___ SELECTED EXCERPT ___

# Remote Desktop over VPN Problems



## kevitay (Oct 27, 2009)

I am having the following problem when connecting to a Windows 2003 server on remote desktop over VPN. Here is the whole issue in outline format and what I’ve done to try and fix it. My ISP says everything is fine, and my IT department says everything is fine. Any other ideas?

1.	The Windows VPN connects just fine, computer registers on company network.
2.	While connected I can continuously ping the server using the –t option. It drops a packet here and there but then picks right back up. All replies are within the 130ms range. I’ve let it go for 10-15 minutes successfully.
3.	Once I log onto the server via remote desktop the problem begins. Usually I can logon, and stay connected for anywhere from 15 seconds to a minute. As soon as I start to do something (open an application, check my email etc.) the remote desktop disconnects. It says it’s trying to reconnect but never does.
4.	Once the RD disconnects I can no longer log back into the server or even ping it. All requests time out.
5.	The VPN appears that it’s still connected but I cannot access anything. If I want to try logging back in I have to disconnect and reconnect VPN.
6.	Back to step one and the whole cycle begins again. This happens on both my XP desktop wired to my router, and on Win. 7 laptop connected over WiFi.

What I’ve done to try fixing this.
1.	Adjusted MTU on my router and computer registry for VPN and PPP (1200 showed no packet fragmentation on ping testing, but I experienced the same issue).
2.	Opened all firewall ports on the PC’s for remote desktop, VPN, PPP, everything I could find. Even tried turning my firewall off.
3.	Enabled port forwarding on my router for the same services listed above.
4.	Deleted VPN connection and created a new one.
5.	Unchecked ipv6 as an option on Windows 7 VPN configuration.
6.	Tried changing subnet mask for my local/home network as I’ve heard that could be an issue.

My setup
-Verizon DSL
-Linksys WRT54GS router.
-Windows 7 Laptop over wireless & Windows XP desktop wired to router.
-Remote server is located in the UK, I am in the US but I’ve never had these issues before. I used to connect via RSA but now just normal VPN.
-Local network IP 10.10.1.x mask 255.255.255.0 using DHCP from Linksys router.

___

• **WHAT IS REQUIRED**: Quote everything in the Remote Desktop over VPN post from "What I’ve done to try fixing" down to "-Linksys WRT54GS router.".

___ MATERIAL PROVIDED ___

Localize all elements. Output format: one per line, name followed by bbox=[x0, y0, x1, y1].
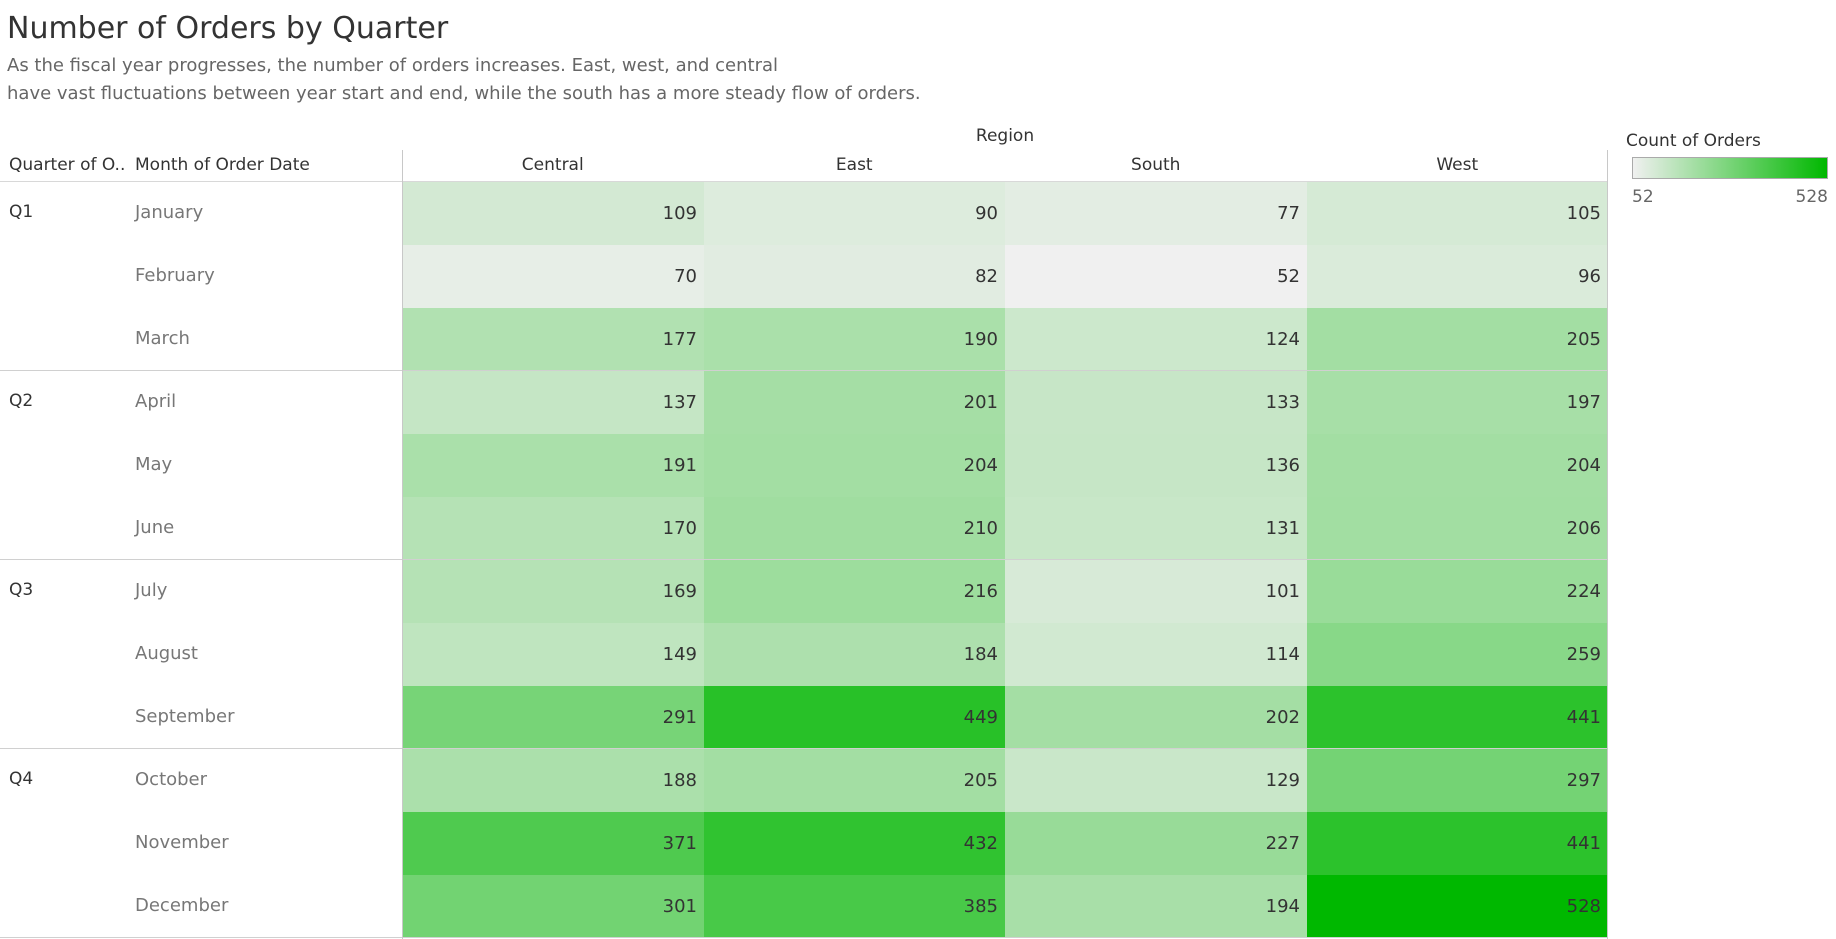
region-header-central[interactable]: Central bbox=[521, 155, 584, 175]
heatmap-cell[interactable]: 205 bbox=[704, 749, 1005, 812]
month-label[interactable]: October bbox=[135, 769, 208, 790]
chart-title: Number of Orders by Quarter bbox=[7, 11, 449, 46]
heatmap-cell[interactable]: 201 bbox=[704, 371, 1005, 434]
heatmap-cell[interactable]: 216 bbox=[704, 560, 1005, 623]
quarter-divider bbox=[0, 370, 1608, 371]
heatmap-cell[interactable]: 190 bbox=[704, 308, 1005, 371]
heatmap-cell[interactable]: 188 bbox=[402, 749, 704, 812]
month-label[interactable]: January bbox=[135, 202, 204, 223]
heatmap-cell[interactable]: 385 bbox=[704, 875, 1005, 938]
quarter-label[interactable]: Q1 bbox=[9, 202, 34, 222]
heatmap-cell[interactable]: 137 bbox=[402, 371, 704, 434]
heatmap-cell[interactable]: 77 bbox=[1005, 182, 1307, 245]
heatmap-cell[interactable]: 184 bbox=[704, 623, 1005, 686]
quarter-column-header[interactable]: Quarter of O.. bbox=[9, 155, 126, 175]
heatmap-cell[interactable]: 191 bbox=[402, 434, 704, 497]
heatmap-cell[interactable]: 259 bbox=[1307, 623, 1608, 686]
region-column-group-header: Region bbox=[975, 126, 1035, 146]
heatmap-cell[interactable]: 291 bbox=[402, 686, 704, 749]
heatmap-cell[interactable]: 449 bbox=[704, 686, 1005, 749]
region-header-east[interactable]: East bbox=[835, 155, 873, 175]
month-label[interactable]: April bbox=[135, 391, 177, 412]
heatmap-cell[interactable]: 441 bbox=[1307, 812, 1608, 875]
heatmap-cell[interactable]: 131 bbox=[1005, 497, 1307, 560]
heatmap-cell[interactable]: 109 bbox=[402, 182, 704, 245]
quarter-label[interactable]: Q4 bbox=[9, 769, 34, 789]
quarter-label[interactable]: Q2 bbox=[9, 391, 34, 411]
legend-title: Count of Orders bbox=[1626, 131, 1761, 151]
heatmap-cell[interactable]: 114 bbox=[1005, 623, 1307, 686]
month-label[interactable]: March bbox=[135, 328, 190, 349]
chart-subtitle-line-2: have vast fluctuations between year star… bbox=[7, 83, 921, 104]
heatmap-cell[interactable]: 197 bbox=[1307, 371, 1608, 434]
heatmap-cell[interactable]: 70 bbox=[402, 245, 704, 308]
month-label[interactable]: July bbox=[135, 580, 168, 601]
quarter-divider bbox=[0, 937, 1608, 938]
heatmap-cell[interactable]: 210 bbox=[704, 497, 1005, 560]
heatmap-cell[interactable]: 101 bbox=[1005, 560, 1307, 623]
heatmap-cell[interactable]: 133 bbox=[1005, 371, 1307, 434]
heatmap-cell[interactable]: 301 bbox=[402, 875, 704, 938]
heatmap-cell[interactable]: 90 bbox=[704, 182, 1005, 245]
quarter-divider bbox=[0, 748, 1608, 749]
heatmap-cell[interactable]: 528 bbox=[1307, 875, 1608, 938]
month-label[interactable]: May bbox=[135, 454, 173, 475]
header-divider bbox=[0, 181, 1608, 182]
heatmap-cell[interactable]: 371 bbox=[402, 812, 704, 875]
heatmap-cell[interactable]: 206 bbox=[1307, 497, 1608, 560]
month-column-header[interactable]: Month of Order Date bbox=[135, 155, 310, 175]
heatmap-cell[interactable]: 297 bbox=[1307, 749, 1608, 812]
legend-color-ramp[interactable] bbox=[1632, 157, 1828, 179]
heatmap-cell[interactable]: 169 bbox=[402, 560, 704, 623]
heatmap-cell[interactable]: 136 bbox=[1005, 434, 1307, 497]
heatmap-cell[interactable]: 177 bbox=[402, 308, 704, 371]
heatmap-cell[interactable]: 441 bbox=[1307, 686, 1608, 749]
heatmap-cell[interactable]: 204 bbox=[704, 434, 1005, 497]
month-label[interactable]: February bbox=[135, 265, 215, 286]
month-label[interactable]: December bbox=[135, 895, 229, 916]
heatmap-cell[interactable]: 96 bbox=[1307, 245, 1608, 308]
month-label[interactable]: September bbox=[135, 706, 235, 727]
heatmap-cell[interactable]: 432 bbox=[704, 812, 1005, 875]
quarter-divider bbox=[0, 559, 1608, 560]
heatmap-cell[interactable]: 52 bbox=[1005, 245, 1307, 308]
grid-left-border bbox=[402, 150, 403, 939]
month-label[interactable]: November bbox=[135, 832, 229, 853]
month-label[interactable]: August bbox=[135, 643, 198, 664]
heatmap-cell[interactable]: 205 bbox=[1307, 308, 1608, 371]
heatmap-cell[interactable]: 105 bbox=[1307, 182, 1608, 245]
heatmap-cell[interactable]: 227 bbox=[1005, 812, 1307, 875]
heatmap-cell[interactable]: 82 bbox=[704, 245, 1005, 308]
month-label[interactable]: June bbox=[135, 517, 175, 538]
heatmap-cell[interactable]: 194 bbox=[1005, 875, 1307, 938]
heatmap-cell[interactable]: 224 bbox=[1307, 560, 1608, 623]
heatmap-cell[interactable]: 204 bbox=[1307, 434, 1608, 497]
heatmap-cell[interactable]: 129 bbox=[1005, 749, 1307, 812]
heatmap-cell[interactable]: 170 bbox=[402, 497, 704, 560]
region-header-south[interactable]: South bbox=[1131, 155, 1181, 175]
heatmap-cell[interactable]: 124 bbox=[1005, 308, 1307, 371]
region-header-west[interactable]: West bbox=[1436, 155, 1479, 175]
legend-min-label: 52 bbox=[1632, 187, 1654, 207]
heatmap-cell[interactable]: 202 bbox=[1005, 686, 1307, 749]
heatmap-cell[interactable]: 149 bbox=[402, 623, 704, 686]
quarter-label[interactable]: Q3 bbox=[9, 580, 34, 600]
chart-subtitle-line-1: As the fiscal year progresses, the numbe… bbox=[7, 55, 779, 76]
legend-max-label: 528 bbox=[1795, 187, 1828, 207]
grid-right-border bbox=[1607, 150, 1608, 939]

___

• **FINISHED ANSWER**:
What I’ve done to try fixing this.
1.	Adjusted MTU on my router and computer registry for VPN and PPP (1200 showed no packet fragmentation on ping testing, but I experienced the same issue).
2.	Opened all firewall ports on the PC’s for remote desktop, VPN, PPP, everything I could find. Even tried turning my firewall off.
3.	Enabled port forwarding on my router for the same services listed above.
4.	Deleted VPN connection and created a new one.
5.	Unchecked ipv6 as an option on Windows 7 VPN configuration.
6.	Tried changing subnet mask for my local/home network as I’ve heard that could be an issue.

My setup
-Verizon DSL
-Linksys WRT54GS router.